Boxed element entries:
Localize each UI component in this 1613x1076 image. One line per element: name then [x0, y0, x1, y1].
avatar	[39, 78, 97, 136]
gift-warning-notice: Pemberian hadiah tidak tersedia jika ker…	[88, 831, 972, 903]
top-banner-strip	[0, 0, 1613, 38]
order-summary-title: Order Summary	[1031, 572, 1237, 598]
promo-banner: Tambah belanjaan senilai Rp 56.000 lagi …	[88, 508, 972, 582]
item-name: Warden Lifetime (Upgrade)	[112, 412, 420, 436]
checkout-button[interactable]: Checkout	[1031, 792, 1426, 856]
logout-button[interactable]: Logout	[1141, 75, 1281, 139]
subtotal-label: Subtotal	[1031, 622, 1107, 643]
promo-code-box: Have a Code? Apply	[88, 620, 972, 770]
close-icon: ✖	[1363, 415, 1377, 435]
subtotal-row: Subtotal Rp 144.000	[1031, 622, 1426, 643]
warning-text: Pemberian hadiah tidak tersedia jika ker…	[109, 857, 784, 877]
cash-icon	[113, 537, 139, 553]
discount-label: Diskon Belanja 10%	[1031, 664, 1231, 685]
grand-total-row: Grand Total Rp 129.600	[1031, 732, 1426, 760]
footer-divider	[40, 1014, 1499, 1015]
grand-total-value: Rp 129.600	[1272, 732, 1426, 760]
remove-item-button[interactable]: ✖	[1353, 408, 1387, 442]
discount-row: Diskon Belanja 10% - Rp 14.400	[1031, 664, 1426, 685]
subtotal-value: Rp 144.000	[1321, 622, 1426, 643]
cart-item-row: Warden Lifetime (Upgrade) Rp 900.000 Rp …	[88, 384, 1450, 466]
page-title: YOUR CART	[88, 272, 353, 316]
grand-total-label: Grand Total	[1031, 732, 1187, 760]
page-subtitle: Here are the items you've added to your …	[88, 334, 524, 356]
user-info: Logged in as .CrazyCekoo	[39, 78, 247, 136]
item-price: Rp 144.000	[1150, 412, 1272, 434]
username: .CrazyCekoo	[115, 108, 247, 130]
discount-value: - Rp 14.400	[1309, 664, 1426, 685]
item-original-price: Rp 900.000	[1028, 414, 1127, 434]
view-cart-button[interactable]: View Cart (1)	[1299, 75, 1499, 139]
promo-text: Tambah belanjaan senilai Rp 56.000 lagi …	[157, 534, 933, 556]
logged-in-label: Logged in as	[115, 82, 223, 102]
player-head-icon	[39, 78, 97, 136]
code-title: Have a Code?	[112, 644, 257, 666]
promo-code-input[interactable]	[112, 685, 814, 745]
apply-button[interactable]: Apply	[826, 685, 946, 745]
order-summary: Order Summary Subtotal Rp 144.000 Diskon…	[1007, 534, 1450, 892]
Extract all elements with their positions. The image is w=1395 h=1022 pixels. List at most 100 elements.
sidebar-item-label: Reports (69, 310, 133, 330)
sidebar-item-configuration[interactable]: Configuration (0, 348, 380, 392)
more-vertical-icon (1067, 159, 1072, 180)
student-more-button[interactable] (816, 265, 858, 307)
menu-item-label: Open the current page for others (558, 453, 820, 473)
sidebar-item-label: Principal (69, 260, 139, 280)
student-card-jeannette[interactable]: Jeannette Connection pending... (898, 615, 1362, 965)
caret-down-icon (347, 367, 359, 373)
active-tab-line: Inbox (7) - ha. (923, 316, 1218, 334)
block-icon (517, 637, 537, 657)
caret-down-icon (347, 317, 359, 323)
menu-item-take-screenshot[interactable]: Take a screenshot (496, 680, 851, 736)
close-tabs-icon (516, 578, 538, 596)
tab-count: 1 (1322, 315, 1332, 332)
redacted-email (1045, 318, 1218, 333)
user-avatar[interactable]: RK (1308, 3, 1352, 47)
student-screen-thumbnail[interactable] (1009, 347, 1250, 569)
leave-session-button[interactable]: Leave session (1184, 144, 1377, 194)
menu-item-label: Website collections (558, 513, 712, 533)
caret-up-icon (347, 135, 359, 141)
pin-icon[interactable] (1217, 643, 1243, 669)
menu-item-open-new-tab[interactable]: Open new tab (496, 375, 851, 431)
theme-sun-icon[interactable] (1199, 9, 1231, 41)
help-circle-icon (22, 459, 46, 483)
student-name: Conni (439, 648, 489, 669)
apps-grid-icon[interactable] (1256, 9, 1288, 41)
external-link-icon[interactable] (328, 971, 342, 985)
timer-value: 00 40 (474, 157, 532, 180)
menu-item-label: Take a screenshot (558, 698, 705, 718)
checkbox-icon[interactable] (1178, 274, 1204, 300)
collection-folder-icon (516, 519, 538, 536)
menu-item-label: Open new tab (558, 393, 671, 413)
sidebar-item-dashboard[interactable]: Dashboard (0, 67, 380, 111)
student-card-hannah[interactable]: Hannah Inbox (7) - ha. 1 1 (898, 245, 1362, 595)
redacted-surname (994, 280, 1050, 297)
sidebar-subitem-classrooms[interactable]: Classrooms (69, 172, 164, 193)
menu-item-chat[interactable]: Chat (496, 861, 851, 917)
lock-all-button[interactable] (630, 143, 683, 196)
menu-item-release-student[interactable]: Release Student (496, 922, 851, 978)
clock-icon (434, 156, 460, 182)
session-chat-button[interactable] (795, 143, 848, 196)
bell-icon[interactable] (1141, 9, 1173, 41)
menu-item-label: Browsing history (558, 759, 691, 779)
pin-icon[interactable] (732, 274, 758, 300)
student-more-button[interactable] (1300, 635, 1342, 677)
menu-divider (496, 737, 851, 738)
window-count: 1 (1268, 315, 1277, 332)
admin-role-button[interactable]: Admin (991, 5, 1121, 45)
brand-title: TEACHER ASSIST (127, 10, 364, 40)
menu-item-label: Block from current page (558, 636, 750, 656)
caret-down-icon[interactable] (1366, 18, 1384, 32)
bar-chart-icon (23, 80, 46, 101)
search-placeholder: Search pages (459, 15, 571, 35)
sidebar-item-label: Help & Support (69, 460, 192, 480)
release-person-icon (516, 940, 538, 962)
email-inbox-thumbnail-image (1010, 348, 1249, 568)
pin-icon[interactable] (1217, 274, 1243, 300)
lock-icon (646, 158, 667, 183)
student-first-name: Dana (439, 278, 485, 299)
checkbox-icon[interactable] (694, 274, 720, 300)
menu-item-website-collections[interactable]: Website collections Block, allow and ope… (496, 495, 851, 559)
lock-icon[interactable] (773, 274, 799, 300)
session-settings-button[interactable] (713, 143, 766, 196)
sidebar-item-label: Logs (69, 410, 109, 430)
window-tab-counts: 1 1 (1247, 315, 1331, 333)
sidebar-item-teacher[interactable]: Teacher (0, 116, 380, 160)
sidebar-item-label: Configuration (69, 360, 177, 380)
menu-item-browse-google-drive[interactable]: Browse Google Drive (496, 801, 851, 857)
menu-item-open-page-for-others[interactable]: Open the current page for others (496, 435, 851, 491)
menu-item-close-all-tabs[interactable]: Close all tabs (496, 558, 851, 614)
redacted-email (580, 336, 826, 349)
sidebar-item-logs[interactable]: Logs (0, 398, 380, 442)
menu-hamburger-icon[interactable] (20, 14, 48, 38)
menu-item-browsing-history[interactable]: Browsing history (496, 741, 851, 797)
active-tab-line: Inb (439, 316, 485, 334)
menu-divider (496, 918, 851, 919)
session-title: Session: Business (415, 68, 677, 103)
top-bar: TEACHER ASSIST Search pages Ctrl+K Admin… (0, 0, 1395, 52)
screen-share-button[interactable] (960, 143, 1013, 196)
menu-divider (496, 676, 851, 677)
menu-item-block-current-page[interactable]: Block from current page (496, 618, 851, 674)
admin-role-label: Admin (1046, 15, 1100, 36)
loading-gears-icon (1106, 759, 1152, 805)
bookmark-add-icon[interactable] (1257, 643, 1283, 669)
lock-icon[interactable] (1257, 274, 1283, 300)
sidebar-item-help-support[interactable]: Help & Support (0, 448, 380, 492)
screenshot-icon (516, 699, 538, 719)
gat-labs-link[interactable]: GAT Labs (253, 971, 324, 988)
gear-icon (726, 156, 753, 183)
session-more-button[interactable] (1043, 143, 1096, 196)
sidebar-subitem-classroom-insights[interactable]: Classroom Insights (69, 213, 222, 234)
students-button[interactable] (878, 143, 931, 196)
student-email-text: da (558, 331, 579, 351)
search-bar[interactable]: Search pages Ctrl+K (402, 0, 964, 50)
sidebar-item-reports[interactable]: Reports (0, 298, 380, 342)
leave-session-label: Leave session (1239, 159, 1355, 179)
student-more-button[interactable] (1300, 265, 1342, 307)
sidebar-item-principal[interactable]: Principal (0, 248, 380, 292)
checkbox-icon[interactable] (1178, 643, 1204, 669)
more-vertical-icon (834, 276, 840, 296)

Directions =>
Copy out, word for word, the lines from the very start of the data through the line that contains "1014, 1499, 1015]", including both of those lines.

Written answer =>
Localize each UI component in this 1613x1076 image. One line per element: name then [x0, y0, x1, y1].
avatar	[39, 78, 97, 136]
gift-warning-notice: Pemberian hadiah tidak tersedia jika ker…	[88, 831, 972, 903]
top-banner-strip	[0, 0, 1613, 38]
order-summary-title: Order Summary	[1031, 572, 1237, 598]
promo-banner: Tambah belanjaan senilai Rp 56.000 lagi …	[88, 508, 972, 582]
item-name: Warden Lifetime (Upgrade)	[112, 412, 420, 436]
checkout-button[interactable]: Checkout	[1031, 792, 1426, 856]
logout-button[interactable]: Logout	[1141, 75, 1281, 139]
subtotal-label: Subtotal	[1031, 622, 1107, 643]
promo-code-box: Have a Code? Apply	[88, 620, 972, 770]
close-icon: ✖	[1363, 415, 1377, 435]
subtotal-row: Subtotal Rp 144.000	[1031, 622, 1426, 643]
warning-text: Pemberian hadiah tidak tersedia jika ker…	[109, 857, 784, 877]
cash-icon	[113, 537, 139, 553]
discount-label: Diskon Belanja 10%	[1031, 664, 1231, 685]
grand-total-row: Grand Total Rp 129.600	[1031, 732, 1426, 760]
footer-divider	[40, 1014, 1499, 1015]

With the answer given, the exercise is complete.